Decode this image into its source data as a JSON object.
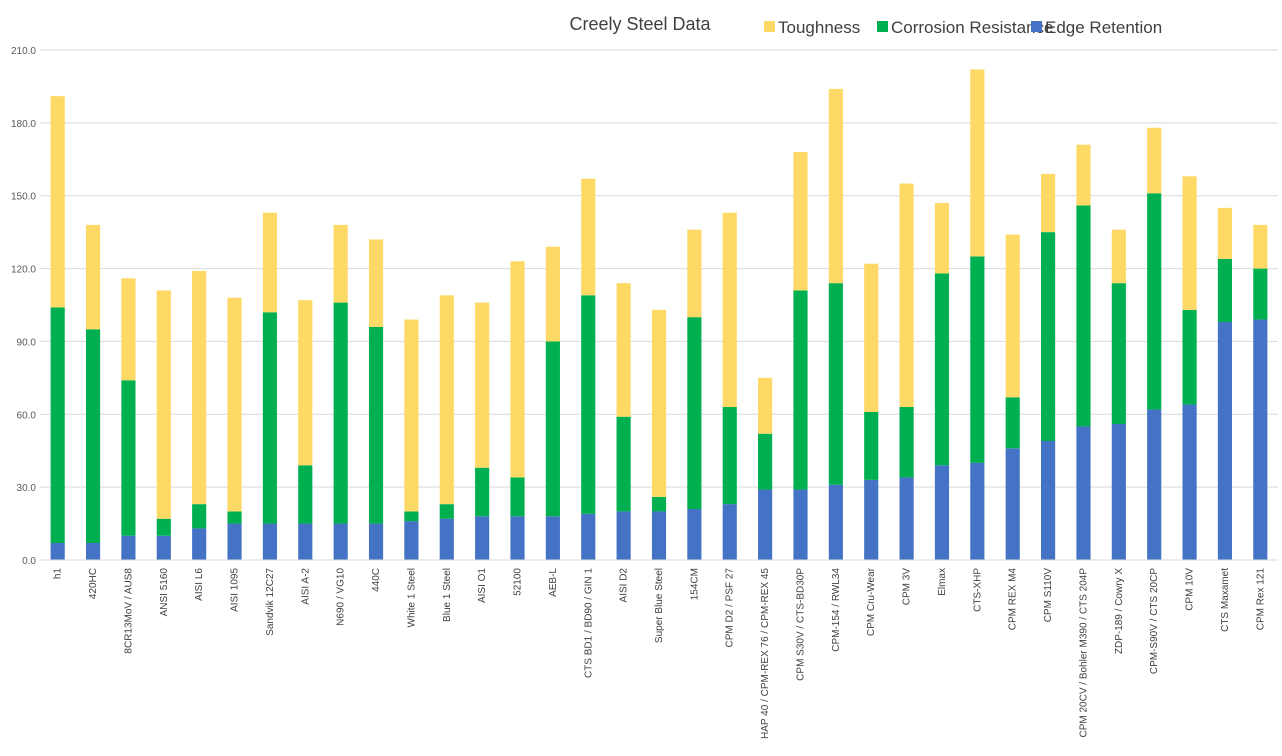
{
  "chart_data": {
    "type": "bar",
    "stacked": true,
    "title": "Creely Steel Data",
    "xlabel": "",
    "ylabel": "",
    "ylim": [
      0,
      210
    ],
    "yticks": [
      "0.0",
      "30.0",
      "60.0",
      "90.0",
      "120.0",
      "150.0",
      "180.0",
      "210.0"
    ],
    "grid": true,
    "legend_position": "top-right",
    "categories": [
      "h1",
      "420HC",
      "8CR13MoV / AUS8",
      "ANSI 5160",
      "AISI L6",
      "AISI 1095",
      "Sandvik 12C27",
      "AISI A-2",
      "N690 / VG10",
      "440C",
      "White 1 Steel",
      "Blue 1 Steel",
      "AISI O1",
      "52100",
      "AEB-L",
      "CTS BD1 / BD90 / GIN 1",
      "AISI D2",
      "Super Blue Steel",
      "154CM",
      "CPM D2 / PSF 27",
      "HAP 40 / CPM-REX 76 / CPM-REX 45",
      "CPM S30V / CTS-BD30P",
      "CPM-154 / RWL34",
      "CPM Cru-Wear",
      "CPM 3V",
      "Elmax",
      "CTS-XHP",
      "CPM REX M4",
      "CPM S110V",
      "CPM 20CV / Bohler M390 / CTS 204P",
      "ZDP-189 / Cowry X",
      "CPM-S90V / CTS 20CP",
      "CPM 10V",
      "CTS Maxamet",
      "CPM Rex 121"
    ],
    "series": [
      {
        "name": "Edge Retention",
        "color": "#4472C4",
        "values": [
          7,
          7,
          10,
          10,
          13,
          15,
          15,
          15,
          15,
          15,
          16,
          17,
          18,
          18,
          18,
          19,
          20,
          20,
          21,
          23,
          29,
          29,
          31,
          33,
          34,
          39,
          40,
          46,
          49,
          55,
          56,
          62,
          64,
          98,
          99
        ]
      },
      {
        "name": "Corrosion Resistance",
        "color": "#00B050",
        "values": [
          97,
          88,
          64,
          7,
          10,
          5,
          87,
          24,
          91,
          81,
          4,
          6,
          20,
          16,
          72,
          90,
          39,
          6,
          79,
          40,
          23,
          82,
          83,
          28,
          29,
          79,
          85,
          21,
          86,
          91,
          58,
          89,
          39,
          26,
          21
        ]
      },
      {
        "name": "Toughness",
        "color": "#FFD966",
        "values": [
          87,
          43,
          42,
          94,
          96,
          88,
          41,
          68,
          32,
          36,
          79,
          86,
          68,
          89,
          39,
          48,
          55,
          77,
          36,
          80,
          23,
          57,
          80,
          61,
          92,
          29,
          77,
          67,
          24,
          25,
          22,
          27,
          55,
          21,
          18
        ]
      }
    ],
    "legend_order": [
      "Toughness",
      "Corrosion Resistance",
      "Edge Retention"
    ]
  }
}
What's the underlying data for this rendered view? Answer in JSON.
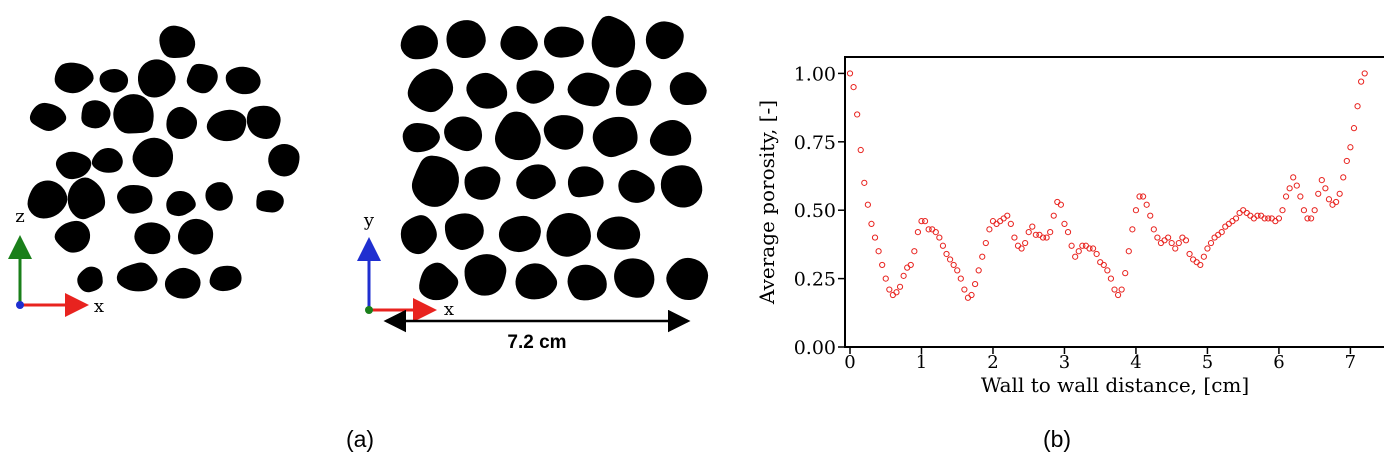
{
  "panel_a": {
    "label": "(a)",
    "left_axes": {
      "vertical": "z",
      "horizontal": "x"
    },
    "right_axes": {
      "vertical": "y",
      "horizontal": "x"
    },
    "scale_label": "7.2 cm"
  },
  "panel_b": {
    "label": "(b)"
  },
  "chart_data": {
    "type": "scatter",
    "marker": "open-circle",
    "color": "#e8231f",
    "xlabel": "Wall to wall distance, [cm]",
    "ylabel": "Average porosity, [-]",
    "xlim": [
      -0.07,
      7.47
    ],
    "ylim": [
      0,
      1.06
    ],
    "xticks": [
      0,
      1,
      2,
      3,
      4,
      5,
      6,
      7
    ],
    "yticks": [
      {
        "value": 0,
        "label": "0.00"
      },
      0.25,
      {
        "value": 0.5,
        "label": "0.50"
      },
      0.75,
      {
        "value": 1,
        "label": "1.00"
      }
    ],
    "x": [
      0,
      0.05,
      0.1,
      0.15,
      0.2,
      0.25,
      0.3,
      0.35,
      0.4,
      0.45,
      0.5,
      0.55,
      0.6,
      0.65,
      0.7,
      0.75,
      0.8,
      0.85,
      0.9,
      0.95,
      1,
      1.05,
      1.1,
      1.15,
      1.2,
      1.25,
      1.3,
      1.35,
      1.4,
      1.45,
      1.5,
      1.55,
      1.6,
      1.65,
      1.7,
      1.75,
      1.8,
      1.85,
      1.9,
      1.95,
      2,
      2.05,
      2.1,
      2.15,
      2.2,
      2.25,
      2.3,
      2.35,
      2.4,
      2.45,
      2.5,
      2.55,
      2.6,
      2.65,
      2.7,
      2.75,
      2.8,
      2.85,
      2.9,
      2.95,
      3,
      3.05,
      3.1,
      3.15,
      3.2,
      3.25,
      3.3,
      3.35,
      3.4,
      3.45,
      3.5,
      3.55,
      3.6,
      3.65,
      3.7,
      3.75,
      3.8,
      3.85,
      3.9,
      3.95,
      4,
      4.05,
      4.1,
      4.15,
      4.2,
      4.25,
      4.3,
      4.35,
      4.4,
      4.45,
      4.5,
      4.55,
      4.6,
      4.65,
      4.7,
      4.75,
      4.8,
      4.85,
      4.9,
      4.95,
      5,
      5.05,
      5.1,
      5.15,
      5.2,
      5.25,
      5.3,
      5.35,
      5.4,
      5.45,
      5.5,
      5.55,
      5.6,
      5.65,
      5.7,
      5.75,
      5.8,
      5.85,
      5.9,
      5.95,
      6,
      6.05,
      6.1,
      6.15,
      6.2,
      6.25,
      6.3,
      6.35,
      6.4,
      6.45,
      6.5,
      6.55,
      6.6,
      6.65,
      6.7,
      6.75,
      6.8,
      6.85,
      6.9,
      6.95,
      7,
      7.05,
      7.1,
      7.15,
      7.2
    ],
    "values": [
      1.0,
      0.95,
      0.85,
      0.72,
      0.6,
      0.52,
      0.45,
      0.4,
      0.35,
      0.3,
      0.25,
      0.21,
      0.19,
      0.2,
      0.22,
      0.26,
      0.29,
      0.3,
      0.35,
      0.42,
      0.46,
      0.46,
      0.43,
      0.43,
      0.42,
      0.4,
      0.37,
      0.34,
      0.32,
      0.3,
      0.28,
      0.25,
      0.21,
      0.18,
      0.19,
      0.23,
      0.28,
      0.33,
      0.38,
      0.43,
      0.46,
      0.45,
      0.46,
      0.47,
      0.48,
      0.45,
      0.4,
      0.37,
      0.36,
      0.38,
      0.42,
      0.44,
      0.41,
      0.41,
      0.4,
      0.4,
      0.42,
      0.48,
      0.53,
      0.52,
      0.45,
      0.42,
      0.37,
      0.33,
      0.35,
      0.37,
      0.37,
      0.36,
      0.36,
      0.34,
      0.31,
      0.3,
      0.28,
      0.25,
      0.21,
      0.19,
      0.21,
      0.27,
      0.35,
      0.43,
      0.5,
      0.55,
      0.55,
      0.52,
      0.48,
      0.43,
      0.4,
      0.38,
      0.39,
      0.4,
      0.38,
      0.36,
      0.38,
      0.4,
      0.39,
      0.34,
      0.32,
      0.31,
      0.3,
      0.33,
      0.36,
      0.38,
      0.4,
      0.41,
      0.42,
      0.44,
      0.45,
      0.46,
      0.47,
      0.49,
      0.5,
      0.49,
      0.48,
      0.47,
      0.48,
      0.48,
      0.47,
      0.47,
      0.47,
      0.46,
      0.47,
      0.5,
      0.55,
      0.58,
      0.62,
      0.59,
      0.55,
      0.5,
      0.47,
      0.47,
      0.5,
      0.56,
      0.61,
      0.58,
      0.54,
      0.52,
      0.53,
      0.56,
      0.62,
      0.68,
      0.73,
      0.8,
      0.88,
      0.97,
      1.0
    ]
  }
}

▸ Task to complete: Filter the records for lines holding the string "Corrosion". Copy each one.

▸ Response to this exercise:
        "name": "Corrosion Resistance",
      "Corrosion Resistance",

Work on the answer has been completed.